Which lines below hold the word "content"? Copy all of them.

───── LISTED RECORDS ─────

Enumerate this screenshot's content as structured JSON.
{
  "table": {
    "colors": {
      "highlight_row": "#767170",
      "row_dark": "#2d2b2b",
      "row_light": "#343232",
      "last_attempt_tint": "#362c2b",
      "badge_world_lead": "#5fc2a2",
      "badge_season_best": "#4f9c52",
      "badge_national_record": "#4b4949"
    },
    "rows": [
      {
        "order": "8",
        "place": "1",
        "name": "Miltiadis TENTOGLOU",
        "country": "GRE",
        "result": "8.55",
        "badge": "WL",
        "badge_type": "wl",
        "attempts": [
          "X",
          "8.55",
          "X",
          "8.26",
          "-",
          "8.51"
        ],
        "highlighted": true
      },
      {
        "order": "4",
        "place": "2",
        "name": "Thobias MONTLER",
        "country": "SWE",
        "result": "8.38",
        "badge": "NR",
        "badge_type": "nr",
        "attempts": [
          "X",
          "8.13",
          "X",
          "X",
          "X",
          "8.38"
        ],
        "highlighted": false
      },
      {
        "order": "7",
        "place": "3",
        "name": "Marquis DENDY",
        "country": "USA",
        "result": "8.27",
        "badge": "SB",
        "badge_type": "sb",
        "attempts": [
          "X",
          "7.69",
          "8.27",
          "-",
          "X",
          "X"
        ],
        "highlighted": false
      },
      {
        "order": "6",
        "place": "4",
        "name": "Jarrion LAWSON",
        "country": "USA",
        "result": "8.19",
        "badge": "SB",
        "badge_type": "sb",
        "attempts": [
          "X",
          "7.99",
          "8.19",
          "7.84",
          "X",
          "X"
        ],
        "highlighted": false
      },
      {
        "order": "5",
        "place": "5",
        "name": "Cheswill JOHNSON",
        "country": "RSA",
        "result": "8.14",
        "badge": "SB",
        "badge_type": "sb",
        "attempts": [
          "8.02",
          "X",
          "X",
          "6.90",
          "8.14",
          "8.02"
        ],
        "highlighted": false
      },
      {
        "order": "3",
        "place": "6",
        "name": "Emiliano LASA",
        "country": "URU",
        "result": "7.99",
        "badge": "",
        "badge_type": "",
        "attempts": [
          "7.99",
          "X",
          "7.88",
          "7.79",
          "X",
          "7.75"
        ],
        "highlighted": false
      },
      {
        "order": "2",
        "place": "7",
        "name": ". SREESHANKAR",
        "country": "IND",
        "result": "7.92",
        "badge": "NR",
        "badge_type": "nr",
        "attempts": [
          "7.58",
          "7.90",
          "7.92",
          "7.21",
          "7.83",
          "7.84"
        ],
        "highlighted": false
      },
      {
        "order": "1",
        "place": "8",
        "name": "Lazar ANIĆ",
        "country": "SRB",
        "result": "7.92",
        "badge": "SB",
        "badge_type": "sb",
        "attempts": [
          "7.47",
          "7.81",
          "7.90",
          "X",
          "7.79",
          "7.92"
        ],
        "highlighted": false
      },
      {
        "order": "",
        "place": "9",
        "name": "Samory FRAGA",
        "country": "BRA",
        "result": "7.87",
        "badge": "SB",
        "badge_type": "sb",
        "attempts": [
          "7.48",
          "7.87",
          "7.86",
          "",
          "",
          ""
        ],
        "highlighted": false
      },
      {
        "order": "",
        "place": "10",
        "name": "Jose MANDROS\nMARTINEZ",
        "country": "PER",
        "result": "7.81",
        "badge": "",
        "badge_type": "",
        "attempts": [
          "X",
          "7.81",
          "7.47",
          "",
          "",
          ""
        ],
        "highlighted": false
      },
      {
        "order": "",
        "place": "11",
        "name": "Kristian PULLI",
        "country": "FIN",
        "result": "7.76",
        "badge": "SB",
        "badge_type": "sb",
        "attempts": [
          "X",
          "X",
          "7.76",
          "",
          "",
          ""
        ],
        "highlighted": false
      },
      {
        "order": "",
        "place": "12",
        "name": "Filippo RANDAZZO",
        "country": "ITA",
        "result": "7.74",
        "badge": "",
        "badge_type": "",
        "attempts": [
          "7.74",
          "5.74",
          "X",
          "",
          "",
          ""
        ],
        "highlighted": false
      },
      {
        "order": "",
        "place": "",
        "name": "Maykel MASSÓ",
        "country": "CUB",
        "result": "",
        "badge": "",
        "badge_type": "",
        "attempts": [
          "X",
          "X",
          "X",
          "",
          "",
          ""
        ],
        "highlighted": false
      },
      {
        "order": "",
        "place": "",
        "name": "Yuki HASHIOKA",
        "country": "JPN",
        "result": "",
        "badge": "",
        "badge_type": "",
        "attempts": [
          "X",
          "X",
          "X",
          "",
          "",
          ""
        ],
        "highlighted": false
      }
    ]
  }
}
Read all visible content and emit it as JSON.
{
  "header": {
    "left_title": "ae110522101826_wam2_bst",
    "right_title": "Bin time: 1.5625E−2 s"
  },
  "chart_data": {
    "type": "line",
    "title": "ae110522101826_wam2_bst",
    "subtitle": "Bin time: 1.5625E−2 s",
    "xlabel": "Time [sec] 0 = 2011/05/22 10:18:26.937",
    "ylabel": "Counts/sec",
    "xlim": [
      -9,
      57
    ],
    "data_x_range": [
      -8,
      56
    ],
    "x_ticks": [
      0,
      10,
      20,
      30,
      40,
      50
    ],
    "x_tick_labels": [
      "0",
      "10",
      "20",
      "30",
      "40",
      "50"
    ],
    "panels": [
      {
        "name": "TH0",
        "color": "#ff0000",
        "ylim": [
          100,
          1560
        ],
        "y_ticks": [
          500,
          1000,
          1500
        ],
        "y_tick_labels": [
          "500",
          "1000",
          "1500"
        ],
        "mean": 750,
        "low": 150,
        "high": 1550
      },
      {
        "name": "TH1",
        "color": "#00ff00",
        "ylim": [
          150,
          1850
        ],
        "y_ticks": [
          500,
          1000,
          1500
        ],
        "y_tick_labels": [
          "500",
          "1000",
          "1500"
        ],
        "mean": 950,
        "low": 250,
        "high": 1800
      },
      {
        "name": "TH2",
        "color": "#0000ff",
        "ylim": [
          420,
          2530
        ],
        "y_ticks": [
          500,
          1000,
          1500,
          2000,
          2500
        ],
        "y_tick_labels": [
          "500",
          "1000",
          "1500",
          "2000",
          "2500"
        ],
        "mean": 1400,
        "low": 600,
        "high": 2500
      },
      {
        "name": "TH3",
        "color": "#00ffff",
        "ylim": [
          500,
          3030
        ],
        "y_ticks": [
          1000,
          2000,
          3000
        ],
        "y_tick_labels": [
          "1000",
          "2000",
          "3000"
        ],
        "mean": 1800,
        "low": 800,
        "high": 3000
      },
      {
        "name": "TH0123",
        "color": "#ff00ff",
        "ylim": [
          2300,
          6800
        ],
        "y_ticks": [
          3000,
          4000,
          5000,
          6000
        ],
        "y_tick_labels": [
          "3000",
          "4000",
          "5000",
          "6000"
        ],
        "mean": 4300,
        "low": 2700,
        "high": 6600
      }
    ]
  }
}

─────

> CORRECT RESULT:
Enumerate this screenshot's content as structured JSON.
Read all visible content and emit it as JSON.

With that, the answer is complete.